• _OBJECTIVE_
Copy out the listing exactly.

------ DATA PROVIDED

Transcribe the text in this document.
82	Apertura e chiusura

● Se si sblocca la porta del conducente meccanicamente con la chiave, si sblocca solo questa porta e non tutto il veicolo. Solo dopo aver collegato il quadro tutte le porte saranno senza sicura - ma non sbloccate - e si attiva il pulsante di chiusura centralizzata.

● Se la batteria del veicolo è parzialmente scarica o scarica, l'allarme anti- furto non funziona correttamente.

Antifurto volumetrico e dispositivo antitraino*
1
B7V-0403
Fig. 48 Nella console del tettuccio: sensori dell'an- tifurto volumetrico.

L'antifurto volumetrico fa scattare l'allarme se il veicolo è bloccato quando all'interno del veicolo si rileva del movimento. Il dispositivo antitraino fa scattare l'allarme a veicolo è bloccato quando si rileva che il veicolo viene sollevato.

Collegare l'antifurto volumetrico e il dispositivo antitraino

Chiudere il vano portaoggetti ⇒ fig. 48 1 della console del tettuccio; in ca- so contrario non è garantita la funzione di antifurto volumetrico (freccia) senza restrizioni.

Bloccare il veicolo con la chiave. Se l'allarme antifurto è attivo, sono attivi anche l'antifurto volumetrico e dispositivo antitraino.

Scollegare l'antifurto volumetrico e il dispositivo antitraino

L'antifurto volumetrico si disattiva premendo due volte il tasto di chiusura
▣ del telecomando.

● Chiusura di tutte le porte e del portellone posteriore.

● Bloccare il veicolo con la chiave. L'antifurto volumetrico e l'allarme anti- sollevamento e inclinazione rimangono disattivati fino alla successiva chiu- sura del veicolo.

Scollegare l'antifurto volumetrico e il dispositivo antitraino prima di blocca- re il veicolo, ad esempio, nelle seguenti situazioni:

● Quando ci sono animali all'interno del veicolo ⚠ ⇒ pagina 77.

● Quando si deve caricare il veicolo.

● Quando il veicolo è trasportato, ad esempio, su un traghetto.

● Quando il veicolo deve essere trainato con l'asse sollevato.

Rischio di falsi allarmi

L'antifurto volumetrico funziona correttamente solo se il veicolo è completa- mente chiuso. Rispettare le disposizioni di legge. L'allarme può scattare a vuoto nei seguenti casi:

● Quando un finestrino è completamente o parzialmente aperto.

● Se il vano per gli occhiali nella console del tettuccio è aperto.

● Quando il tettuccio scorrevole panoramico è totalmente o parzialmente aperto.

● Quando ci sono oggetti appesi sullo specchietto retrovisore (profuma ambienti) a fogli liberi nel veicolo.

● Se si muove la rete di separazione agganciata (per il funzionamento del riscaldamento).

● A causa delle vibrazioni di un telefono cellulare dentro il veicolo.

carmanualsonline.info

------------

• _ANSWER TO THIS PROBLEM_
Transcribe the text in this document.
82	Apertura e chiusura

● Se si sblocca la porta del conducente meccanicamente con la chiave, si sblocca solo questa porta e non tutto il veicolo. Solo dopo aver collegato il quadro tutte le porte saranno senza sicura - ma non sbloccate - e si attiva il pulsante di chiusura centralizzata.

● Se la batteria del veicolo è parzialmente scarica o scarica, l'allarme anti- furto non funziona correttamente.

Antifurto volumetrico e dispositivo antitraino*
1
B7V-0403
Fig. 48 Nella console del tettuccio: sensori dell'an- tifurto volumetrico.

L'antifurto volumetrico fa scattare l'allarme se il veicolo è bloccato quando all'interno del veicolo si rileva del movimento. Il dispositivo antitraino fa scattare l'allarme a veicolo è bloccato quando si rileva che il veicolo viene sollevato.

Collegare l'antifurto volumetrico e il dispositivo antitraino

Chiudere il vano portaoggetti ⇒ fig. 48 1 della console del tettuccio; in ca- so contrario non è garantita la funzione di antifurto volumetrico (freccia) senza restrizioni.

Bloccare il veicolo con la chiave. Se l'allarme antifurto è attivo, sono attivi anche l'antifurto volumetrico e dispositivo antitraino.

Scollegare l'antifurto volumetrico e il dispositivo antitraino

L'antifurto volumetrico si disattiva premendo due volte il tasto di chiusura
▣ del telecomando.

● Chiusura di tutte le porte e del portellone posteriore.

● Bloccare il veicolo con la chiave. L'antifurto volumetrico e l'allarme anti- sollevamento e inclinazione rimangono disattivati fino alla successiva chiu- sura del veicolo.

Scollegare l'antifurto volumetrico e il dispositivo antitraino prima di blocca- re il veicolo, ad esempio, nelle seguenti situazioni:

● Quando ci sono animali all'interno del veicolo ⚠ ⇒ pagina 77.

● Quando si deve caricare il veicolo.

● Quando il veicolo è trasportato, ad esempio, su un traghetto.

● Quando il veicolo deve essere trainato con l'asse sollevato.

Rischio di falsi allarmi

L'antifurto volumetrico funziona correttamente solo se il veicolo è completa- mente chiuso. Rispettare le disposizioni di legge. L'allarme può scattare a vuoto nei seguenti casi:

● Quando un finestrino è completamente o parzialmente aperto.

● Se il vano per gli occhiali nella console del tettuccio è aperto.

● Quando il tettuccio scorrevole panoramico è totalmente o parzialmente aperto.

● Quando ci sono oggetti appesi sullo specchietto retrovisore (profuma ambienti) a fogli liberi nel veicolo.

● Se si muove la rete di separazione agganciata (per il funzionamento del riscaldamento).

● A causa delle vibrazioni di un telefono cellulare dentro il veicolo.

carmanualsonline.info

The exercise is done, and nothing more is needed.